* GIVEN EXERCISE *
Of the lines listed below, how many contain the string "Fcst"? Answer with the number alone.
* START ENTRIES SHOWN *
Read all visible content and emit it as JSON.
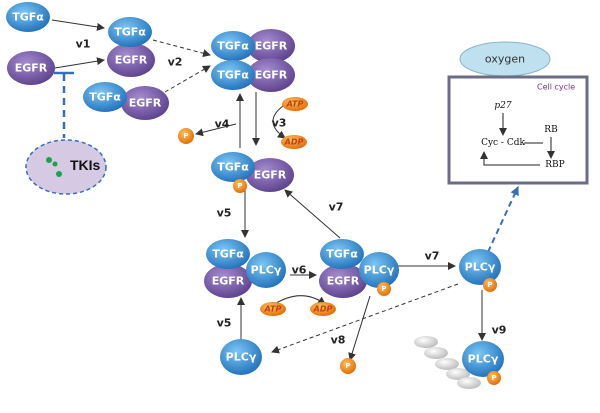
{
  "labels": {
    "tgfa": "TGFα",
    "egfr": "EGFR",
    "plcg": "PLCγ",
    "p": "P",
    "atp": "ATP",
    "adp": "ADP",
    "tkis": "TKIs",
    "oxygen": "oxygen"
  },
  "reactions": [
    "v1",
    "v2",
    "v3",
    "v4",
    "v5",
    "v6",
    "v7",
    "v8",
    "v9"
  ],
  "cell_cycle": {
    "title": "Cell cycle",
    "p27": "p27",
    "cyc_cdk": "Cyc - Cdk",
    "rb": "RB",
    "rbp": "RBP"
  },
  "colors": {
    "tgfa": "#2f8fd8",
    "egfr": "#7b5fa8",
    "plcg": "#2b7cc4",
    "phosphate": "#f08a1a",
    "tki_fill": "#c9b8dc",
    "oxygen_fill": "#bfe0ee"
  }
}
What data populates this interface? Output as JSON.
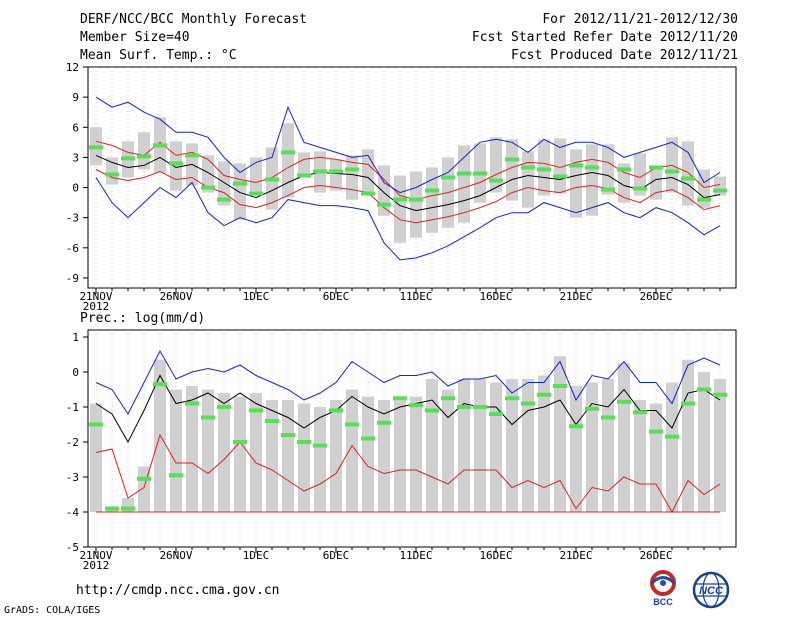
{
  "header": {
    "title": "DERF/NCC/BCC Monthly Forecast",
    "member_size": "Member Size=40",
    "variable": "Mean Surf. Temp.: °C",
    "forecast_period": "For 2012/11/21-2012/12/30",
    "fcst_started": "Fcst Started Refer Date 2012/11/20",
    "fcst_produced": "Fcst Produced Date 2012/11/21"
  },
  "precip_label": "Prec.: log(mm/d)",
  "footer": {
    "url": "http://cmdp.ncc.cma.gov.cn",
    "credit": "GrADS: COLA/IGES",
    "logo_left_text": "BCC",
    "logo_right_text": "NCC"
  },
  "colors": {
    "grid": "#c8c8c8",
    "box": "#d0d0d0",
    "median": "#55e055",
    "ensemble_mean": "#000000",
    "spread_red": "#e02020",
    "spread_blue": "#1020e0"
  },
  "chart_data": [
    {
      "type": "line",
      "name": "temperature",
      "ylabel": "Mean Surf. Temp.: °C",
      "ylim": [
        -10,
        12
      ],
      "yticks": [
        -9,
        -6,
        -3,
        0,
        3,
        6,
        9,
        12
      ],
      "x_day_range": [
        1,
        40
      ],
      "x_tick_days": [
        1,
        6,
        11,
        16,
        21,
        26,
        31,
        36
      ],
      "x_tick_labels": [
        "21NOV",
        "26NOV",
        "1DEC",
        "6DEC",
        "11DEC",
        "16DEC",
        "21DEC",
        "26DEC"
      ],
      "x_sub_label": "2012",
      "box_low": [
        2.2,
        0.3,
        1.0,
        1.8,
        1.5,
        -0.3,
        0.2,
        -0.5,
        -1.8,
        -3.2,
        -0.8,
        -2.2,
        -1.0,
        1.0,
        -0.5,
        -0.3,
        -1.2,
        -0.5,
        -2.8,
        -5.5,
        -5.0,
        -4.5,
        -4.0,
        -3.5,
        -1.5,
        -0.5,
        -1.3,
        -2.0,
        -0.8,
        -0.6,
        -3.0,
        -2.8,
        -0.7,
        -1.5,
        -0.8,
        -1.2,
        -0.5,
        -1.8,
        -2.0,
        -0.8
      ],
      "box_high": [
        6.0,
        3.0,
        4.6,
        5.5,
        7.0,
        4.6,
        4.4,
        3.2,
        2.6,
        2.4,
        3.0,
        4.0,
        6.4,
        3.5,
        3.6,
        2.8,
        3.2,
        3.8,
        2.2,
        1.2,
        1.6,
        2.0,
        3.0,
        4.2,
        4.4,
        5.0,
        4.8,
        3.6,
        4.8,
        4.9,
        3.8,
        4.3,
        4.3,
        2.4,
        3.4,
        2.2,
        5.0,
        4.6,
        1.8,
        1.1
      ],
      "median": [
        4.0,
        1.3,
        2.9,
        3.1,
        4.2,
        2.4,
        3.2,
        0.0,
        -1.2,
        0.4,
        -0.6,
        0.8,
        3.5,
        1.2,
        1.6,
        1.6,
        1.8,
        -0.6,
        -1.7,
        -1.2,
        -1.2,
        -0.3,
        1.0,
        1.4,
        1.4,
        0.7,
        2.8,
        2.0,
        1.8,
        1.1,
        2.2,
        2.0,
        -0.2,
        1.8,
        -0.1,
        2.0,
        1.6,
        0.9,
        -1.2,
        -0.3
      ],
      "series": [
        {
          "name": "ensemble_mean",
          "values": [
            3.2,
            2.5,
            2.0,
            2.2,
            3.0,
            2.0,
            2.3,
            1.5,
            0.5,
            -0.5,
            -1.0,
            -0.3,
            0.5,
            1.2,
            1.5,
            1.4,
            1.3,
            1.0,
            -0.5,
            -1.8,
            -2.3,
            -2.0,
            -1.7,
            -1.3,
            -0.8,
            0.0,
            0.8,
            1.2,
            1.0,
            0.8,
            1.2,
            1.5,
            1.2,
            0.2,
            -0.2,
            0.8,
            1.0,
            0.3,
            -1.0,
            -0.7
          ]
        },
        {
          "name": "upper_red",
          "values": [
            4.6,
            4.2,
            3.5,
            3.2,
            4.5,
            3.2,
            3.5,
            2.8,
            1.2,
            0.8,
            0.5,
            1.0,
            2.0,
            2.8,
            3.0,
            2.8,
            2.5,
            2.3,
            0.8,
            -0.8,
            -1.2,
            -0.8,
            -0.5,
            0.0,
            0.5,
            1.3,
            2.0,
            2.5,
            2.4,
            2.0,
            2.5,
            2.8,
            2.5,
            1.5,
            1.0,
            2.0,
            2.2,
            1.5,
            0.0,
            0.3
          ]
        },
        {
          "name": "lower_red",
          "values": [
            1.8,
            1.0,
            0.7,
            1.0,
            1.6,
            0.8,
            1.0,
            0.0,
            -0.5,
            -1.7,
            -2.0,
            -1.5,
            -0.8,
            0.0,
            0.2,
            0.0,
            -0.2,
            -0.5,
            -2.0,
            -3.2,
            -3.5,
            -3.2,
            -2.9,
            -2.5,
            -2.0,
            -1.4,
            -0.5,
            0.0,
            -0.3,
            -0.5,
            0.0,
            0.2,
            -0.1,
            -1.0,
            -1.5,
            -0.5,
            -0.2,
            -1.0,
            -2.2,
            -1.8
          ]
        },
        {
          "name": "upper_blue",
          "values": [
            9.0,
            8.0,
            8.5,
            7.5,
            6.8,
            5.5,
            5.5,
            5.0,
            3.0,
            1.5,
            2.5,
            3.0,
            8.0,
            4.5,
            4.0,
            3.5,
            3.0,
            3.2,
            0.5,
            -0.5,
            0.0,
            0.8,
            1.5,
            3.0,
            4.5,
            4.8,
            4.5,
            3.5,
            4.8,
            4.0,
            4.5,
            4.5,
            4.0,
            3.0,
            3.5,
            4.0,
            4.5,
            3.5,
            0.5,
            1.5
          ]
        },
        {
          "name": "lower_blue",
          "values": [
            1.0,
            -1.5,
            -3.0,
            -1.5,
            0.0,
            -1.0,
            0.5,
            -2.5,
            -3.8,
            -3.0,
            -3.5,
            -3.0,
            -1.2,
            -1.5,
            -1.8,
            -1.8,
            -2.0,
            -2.3,
            -5.5,
            -7.2,
            -7.0,
            -6.5,
            -5.8,
            -4.9,
            -4.0,
            -3.0,
            -2.5,
            -2.5,
            -1.5,
            -2.0,
            -2.5,
            -2.0,
            -1.5,
            -2.5,
            -3.0,
            -2.0,
            -2.5,
            -3.5,
            -4.7,
            -3.8
          ]
        }
      ]
    },
    {
      "type": "line",
      "name": "precipitation",
      "ylabel": "Prec.: log(mm/d)",
      "ylim": [
        -5,
        1.2
      ],
      "yticks": [
        -5,
        -4,
        -3,
        -2,
        -1,
        0,
        1
      ],
      "x_day_range": [
        1,
        40
      ],
      "x_tick_days": [
        1,
        6,
        11,
        16,
        21,
        26,
        31,
        36
      ],
      "x_tick_labels": [
        "21NOV",
        "26NOV",
        "1DEC",
        "6DEC",
        "11DEC",
        "16DEC",
        "21DEC",
        "26DEC"
      ],
      "x_sub_label": "2012",
      "box_low": -4,
      "box_high": [
        -0.9,
        -3.9,
        -3.6,
        -2.7,
        0.35,
        -0.5,
        -0.4,
        -0.5,
        -0.6,
        -0.7,
        -0.6,
        -0.8,
        -0.8,
        -0.9,
        -1.0,
        -0.8,
        -0.5,
        -0.7,
        -0.8,
        -0.7,
        -0.7,
        -0.2,
        -0.5,
        -0.2,
        -0.2,
        -0.3,
        -0.2,
        -0.2,
        -0.1,
        0.45,
        -0.4,
        -0.3,
        -0.2,
        0.25,
        -0.8,
        -0.9,
        -0.3,
        0.35,
        0.0,
        -0.2
      ],
      "median": [
        -1.5,
        -3.9,
        -3.9,
        -3.05,
        -0.35,
        -2.95,
        -0.9,
        -1.3,
        -1.0,
        -2.0,
        -1.1,
        -1.4,
        -1.8,
        -2.0,
        -2.1,
        -1.1,
        -1.5,
        -1.9,
        -1.45,
        -0.75,
        -0.95,
        -1.1,
        -0.75,
        -1.0,
        -1.0,
        -1.2,
        -0.75,
        -0.9,
        -0.65,
        -0.4,
        -1.55,
        -1.05,
        -1.3,
        -0.85,
        -1.15,
        -1.7,
        -1.85,
        -0.9,
        -0.5,
        -0.65
      ],
      "series": [
        {
          "name": "ensemble_mean",
          "values": [
            -0.9,
            -1.2,
            -2.0,
            -1.1,
            -0.1,
            -0.9,
            -0.8,
            -0.6,
            -0.9,
            -0.6,
            -0.9,
            -1.1,
            -1.3,
            -1.6,
            -1.3,
            -1.1,
            -0.7,
            -1.0,
            -1.2,
            -1.0,
            -0.9,
            -0.8,
            -1.3,
            -0.9,
            -1.0,
            -1.0,
            -1.5,
            -1.1,
            -1.0,
            -0.8,
            -1.5,
            -0.9,
            -1.0,
            -0.5,
            -1.1,
            -1.1,
            -1.6,
            -0.6,
            -0.5,
            -0.8
          ]
        },
        {
          "name": "upper_blue",
          "values": [
            -0.3,
            -0.5,
            -1.2,
            -0.3,
            0.6,
            -0.2,
            0.0,
            0.1,
            0.0,
            0.2,
            -0.1,
            -0.3,
            -0.5,
            -0.8,
            -0.6,
            -0.3,
            0.3,
            0.0,
            -0.3,
            -0.1,
            -0.1,
            0.0,
            -0.4,
            -0.2,
            -0.2,
            -0.1,
            -0.6,
            -0.3,
            -0.3,
            0.3,
            -0.8,
            -0.1,
            -0.2,
            0.3,
            -0.3,
            -0.3,
            -0.9,
            0.2,
            0.4,
            0.2
          ]
        },
        {
          "name": "lower_red",
          "values": [
            -2.3,
            -2.2,
            -3.6,
            -3.3,
            -1.8,
            -2.6,
            -2.6,
            -2.9,
            -2.5,
            -2.0,
            -2.6,
            -2.8,
            -3.1,
            -3.4,
            -3.2,
            -2.9,
            -2.1,
            -2.7,
            -2.9,
            -2.8,
            -2.8,
            -3.0,
            -3.2,
            -2.8,
            -2.8,
            -2.8,
            -3.3,
            -3.1,
            -3.3,
            -3.1,
            -3.9,
            -3.3,
            -3.4,
            -3.0,
            -3.2,
            -3.2,
            -4.0,
            -3.1,
            -3.5,
            -3.2
          ]
        },
        {
          "name": "bottom_red",
          "values": [
            -4.0,
            -4.0,
            -4.0,
            -4.0,
            -4.0,
            -4.0,
            -4.0,
            -4.0,
            -4.0,
            -4.0,
            -4.0,
            -4.0,
            -4.0,
            -4.0,
            -4.0,
            -4.0,
            -4.0,
            -4.0,
            -4.0,
            -4.0,
            -4.0,
            -4.0,
            -4.0,
            -4.0,
            -4.0,
            -4.0,
            -4.0,
            -4.0,
            -4.0,
            -4.0,
            -4.0,
            -4.0,
            -4.0,
            -4.0,
            -4.0,
            -4.0,
            -4.0,
            -4.0,
            -4.0,
            -4.0
          ]
        }
      ]
    }
  ]
}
* END ENTRIES SHOWN *
* SOLUTION *
2